◆ **What you are asked to do**: Repeat the records below exactly, leaving out every picture.

─── Input ───

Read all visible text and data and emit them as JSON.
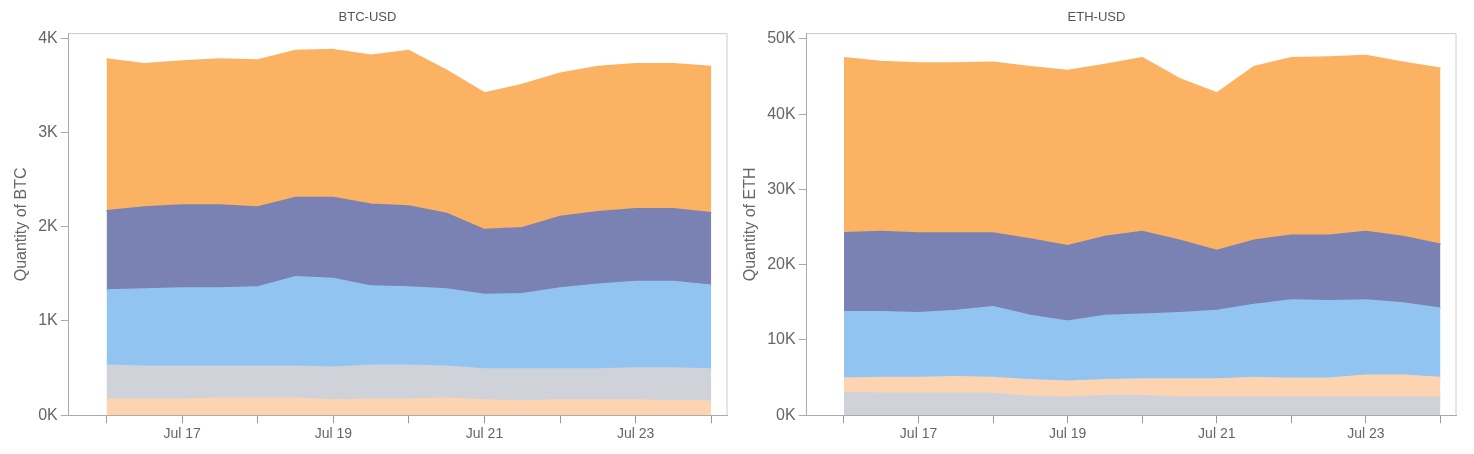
{
  "chart_data": [
    {
      "type": "area",
      "title": "BTC-USD",
      "ylabel": "Quantity of BTC",
      "stacked": true,
      "grid": false,
      "legend": false,
      "x": [
        "--07-16T00:00",
        "--07-16T12:00",
        "--07-17T00:00",
        "--07-17T12:00",
        "--07-18T00:00",
        "--07-18T12:00",
        "--07-19T00:00",
        "--07-19T12:00",
        "--07-20T00:00",
        "--07-20T12:00",
        "--07-21T00:00",
        "--07-21T12:00",
        "--07-22T00:00",
        "--07-22T12:00",
        "--07-23T00:00",
        "--07-23T12:00",
        "--07-24T00:00"
      ],
      "xlim": [
        "--07-15T12:00",
        "--07-24T05:00"
      ],
      "xticks": [
        {
          "value": "--07-16",
          "label": null
        },
        {
          "value": "--07-17",
          "label": "Jul 17"
        },
        {
          "value": "--07-18",
          "label": null
        },
        {
          "value": "--07-19",
          "label": "Jul 19"
        },
        {
          "value": "--07-20",
          "label": null
        },
        {
          "value": "--07-21",
          "label": "Jul 21"
        },
        {
          "value": "--07-22",
          "label": null
        },
        {
          "value": "--07-23",
          "label": "Jul 23"
        },
        {
          "value": "--07-24",
          "label": null
        }
      ],
      "ylim": [
        0,
        4050
      ],
      "yticks": [
        {
          "value": 0,
          "label": "0K"
        },
        {
          "value": 1000,
          "label": "1K"
        },
        {
          "value": 2000,
          "label": "2K"
        },
        {
          "value": 3000,
          "label": "3K"
        },
        {
          "value": 4000,
          "label": "4K"
        }
      ],
      "series": [
        {
          "color": "#fdd4b2",
          "values": [
            170,
            170,
            170,
            180,
            180,
            180,
            160,
            170,
            170,
            180,
            160,
            150,
            160,
            160,
            160,
            150,
            150
          ]
        },
        {
          "color": "#cfd2d9",
          "values": [
            360,
            350,
            350,
            340,
            340,
            340,
            350,
            360,
            360,
            340,
            330,
            340,
            330,
            330,
            340,
            350,
            340
          ]
        },
        {
          "color": "#92c4f2",
          "values": [
            800,
            820,
            830,
            830,
            840,
            950,
            940,
            840,
            830,
            820,
            790,
            800,
            860,
            900,
            920,
            920,
            890
          ]
        },
        {
          "color": "#7a82b3",
          "values": [
            840,
            870,
            880,
            880,
            850,
            840,
            860,
            870,
            860,
            800,
            690,
            700,
            760,
            770,
            770,
            770,
            770
          ]
        },
        {
          "color": "#fbb262",
          "values": [
            1610,
            1520,
            1530,
            1550,
            1560,
            1560,
            1570,
            1580,
            1650,
            1520,
            1450,
            1520,
            1520,
            1540,
            1540,
            1540,
            1550
          ]
        }
      ]
    },
    {
      "type": "area",
      "title": "ETH-USD",
      "ylabel": "Quantity of ETH",
      "stacked": true,
      "grid": false,
      "legend": false,
      "x": [
        "--07-16T00:00",
        "--07-16T12:00",
        "--07-17T00:00",
        "--07-17T12:00",
        "--07-18T00:00",
        "--07-18T12:00",
        "--07-19T00:00",
        "--07-19T12:00",
        "--07-20T00:00",
        "--07-20T12:00",
        "--07-21T00:00",
        "--07-21T12:00",
        "--07-22T00:00",
        "--07-22T12:00",
        "--07-23T00:00",
        "--07-23T12:00",
        "--07-24T00:00"
      ],
      "xlim": [
        "--07-15T12:00",
        "--07-24T05:00"
      ],
      "xticks": [
        {
          "value": "--07-16",
          "label": null
        },
        {
          "value": "--07-17",
          "label": "Jul 17"
        },
        {
          "value": "--07-18",
          "label": null
        },
        {
          "value": "--07-19",
          "label": "Jul 19"
        },
        {
          "value": "--07-20",
          "label": null
        },
        {
          "value": "--07-21",
          "label": "Jul 21"
        },
        {
          "value": "--07-22",
          "label": null
        },
        {
          "value": "--07-23",
          "label": "Jul 23"
        },
        {
          "value": "--07-24",
          "label": null
        }
      ],
      "ylim": [
        0,
        50700
      ],
      "yticks": [
        {
          "value": 0,
          "label": "0K"
        },
        {
          "value": 10000,
          "label": "10K"
        },
        {
          "value": 20000,
          "label": "20K"
        },
        {
          "value": 30000,
          "label": "30K"
        },
        {
          "value": 40000,
          "label": "40K"
        },
        {
          "value": 50000,
          "label": "50K"
        }
      ],
      "series": [
        {
          "color": "#cfd2d9",
          "values": [
            3000,
            2900,
            2900,
            2900,
            2900,
            2500,
            2400,
            2600,
            2600,
            2400,
            2400,
            2400,
            2400,
            2400,
            2400,
            2400,
            2400
          ]
        },
        {
          "color": "#fdd4b2",
          "values": [
            1900,
            2100,
            2100,
            2200,
            2100,
            2200,
            2100,
            2100,
            2200,
            2400,
            2400,
            2600,
            2500,
            2500,
            2900,
            2900,
            2600
          ]
        },
        {
          "color": "#92c4f2",
          "values": [
            8850,
            8750,
            8600,
            8800,
            9400,
            8550,
            8000,
            8550,
            8600,
            8800,
            9100,
            9700,
            10400,
            10300,
            10000,
            9600,
            9200
          ]
        },
        {
          "color": "#7a82b3",
          "values": [
            10500,
            10650,
            10600,
            10300,
            9800,
            10150,
            10000,
            10500,
            11000,
            9650,
            8000,
            8550,
            8600,
            8700,
            9100,
            8850,
            8500
          ]
        },
        {
          "color": "#fbb262",
          "values": [
            23250,
            22600,
            22600,
            22600,
            22700,
            22900,
            23300,
            22850,
            23100,
            21450,
            20900,
            23050,
            23600,
            23700,
            23400,
            23150,
            23400
          ]
        }
      ]
    }
  ]
}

───

◆ **Output below**:
Read all visible text and data and emit them as JSON.
{
  "chart_data": [
    {
      "type": "area",
      "title": "BTC-USD",
      "ylabel": "Quantity of BTC",
      "stacked": true,
      "grid": false,
      "legend": false,
      "x": [
        "--07-16T00:00",
        "--07-16T12:00",
        "--07-17T00:00",
        "--07-17T12:00",
        "--07-18T00:00",
        "--07-18T12:00",
        "--07-19T00:00",
        "--07-19T12:00",
        "--07-20T00:00",
        "--07-20T12:00",
        "--07-21T00:00",
        "--07-21T12:00",
        "--07-22T00:00",
        "--07-22T12:00",
        "--07-23T00:00",
        "--07-23T12:00",
        "--07-24T00:00"
      ],
      "xlim": [
        "--07-15T12:00",
        "--07-24T05:00"
      ],
      "xticks": [
        {
          "value": "--07-16",
          "label": null
        },
        {
          "value": "--07-17",
          "label": "Jul 17"
        },
        {
          "value": "--07-18",
          "label": null
        },
        {
          "value": "--07-19",
          "label": "Jul 19"
        },
        {
          "value": "--07-20",
          "label": null
        },
        {
          "value": "--07-21",
          "label": "Jul 21"
        },
        {
          "value": "--07-22",
          "label": null
        },
        {
          "value": "--07-23",
          "label": "Jul 23"
        },
        {
          "value": "--07-24",
          "label": null
        }
      ],
      "ylim": [
        0,
        4050
      ],
      "yticks": [
        {
          "value": 0,
          "label": "0K"
        },
        {
          "value": 1000,
          "label": "1K"
        },
        {
          "value": 2000,
          "label": "2K"
        },
        {
          "value": 3000,
          "label": "3K"
        },
        {
          "value": 4000,
          "label": "4K"
        }
      ],
      "series": [
        {
          "color": "#fdd4b2",
          "values": [
            170,
            170,
            170,
            180,
            180,
            180,
            160,
            170,
            170,
            180,
            160,
            150,
            160,
            160,
            160,
            150,
            150
          ]
        },
        {
          "color": "#cfd2d9",
          "values": [
            360,
            350,
            350,
            340,
            340,
            340,
            350,
            360,
            360,
            340,
            330,
            340,
            330,
            330,
            340,
            350,
            340
          ]
        },
        {
          "color": "#92c4f2",
          "values": [
            800,
            820,
            830,
            830,
            840,
            950,
            940,
            840,
            830,
            820,
            790,
            800,
            860,
            900,
            920,
            920,
            890
          ]
        },
        {
          "color": "#7a82b3",
          "values": [
            840,
            870,
            880,
            880,
            850,
            840,
            860,
            870,
            860,
            800,
            690,
            700,
            760,
            770,
            770,
            770,
            770
          ]
        },
        {
          "color": "#fbb262",
          "values": [
            1610,
            1520,
            1530,
            1550,
            1560,
            1560,
            1570,
            1580,
            1650,
            1520,
            1450,
            1520,
            1520,
            1540,
            1540,
            1540,
            1550
          ]
        }
      ]
    },
    {
      "type": "area",
      "title": "ETH-USD",
      "ylabel": "Quantity of ETH",
      "stacked": true,
      "grid": false,
      "legend": false,
      "x": [
        "--07-16T00:00",
        "--07-16T12:00",
        "--07-17T00:00",
        "--07-17T12:00",
        "--07-18T00:00",
        "--07-18T12:00",
        "--07-19T00:00",
        "--07-19T12:00",
        "--07-20T00:00",
        "--07-20T12:00",
        "--07-21T00:00",
        "--07-21T12:00",
        "--07-22T00:00",
        "--07-22T12:00",
        "--07-23T00:00",
        "--07-23T12:00",
        "--07-24T00:00"
      ],
      "xlim": [
        "--07-15T12:00",
        "--07-24T05:00"
      ],
      "xticks": [
        {
          "value": "--07-16",
          "label": null
        },
        {
          "value": "--07-17",
          "label": "Jul 17"
        },
        {
          "value": "--07-18",
          "label": null
        },
        {
          "value": "--07-19",
          "label": "Jul 19"
        },
        {
          "value": "--07-20",
          "label": null
        },
        {
          "value": "--07-21",
          "label": "Jul 21"
        },
        {
          "value": "--07-22",
          "label": null
        },
        {
          "value": "--07-23",
          "label": "Jul 23"
        },
        {
          "value": "--07-24",
          "label": null
        }
      ],
      "ylim": [
        0,
        50700
      ],
      "yticks": [
        {
          "value": 0,
          "label": "0K"
        },
        {
          "value": 10000,
          "label": "10K"
        },
        {
          "value": 20000,
          "label": "20K"
        },
        {
          "value": 30000,
          "label": "30K"
        },
        {
          "value": 40000,
          "label": "40K"
        },
        {
          "value": 50000,
          "label": "50K"
        }
      ],
      "series": [
        {
          "color": "#cfd2d9",
          "values": [
            3000,
            2900,
            2900,
            2900,
            2900,
            2500,
            2400,
            2600,
            2600,
            2400,
            2400,
            2400,
            2400,
            2400,
            2400,
            2400,
            2400
          ]
        },
        {
          "color": "#fdd4b2",
          "values": [
            1900,
            2100,
            2100,
            2200,
            2100,
            2200,
            2100,
            2100,
            2200,
            2400,
            2400,
            2600,
            2500,
            2500,
            2900,
            2900,
            2600
          ]
        },
        {
          "color": "#92c4f2",
          "values": [
            8850,
            8750,
            8600,
            8800,
            9400,
            8550,
            8000,
            8550,
            8600,
            8800,
            9100,
            9700,
            10400,
            10300,
            10000,
            9600,
            9200
          ]
        },
        {
          "color": "#7a82b3",
          "values": [
            10500,
            10650,
            10600,
            10300,
            9800,
            10150,
            10000,
            10500,
            11000,
            9650,
            8000,
            8550,
            8600,
            8700,
            9100,
            8850,
            8500
          ]
        },
        {
          "color": "#fbb262",
          "values": [
            23250,
            22600,
            22600,
            22600,
            22700,
            22900,
            23300,
            22850,
            23100,
            21450,
            20900,
            23050,
            23600,
            23700,
            23400,
            23150,
            23400
          ]
        }
      ]
    }
  ]
}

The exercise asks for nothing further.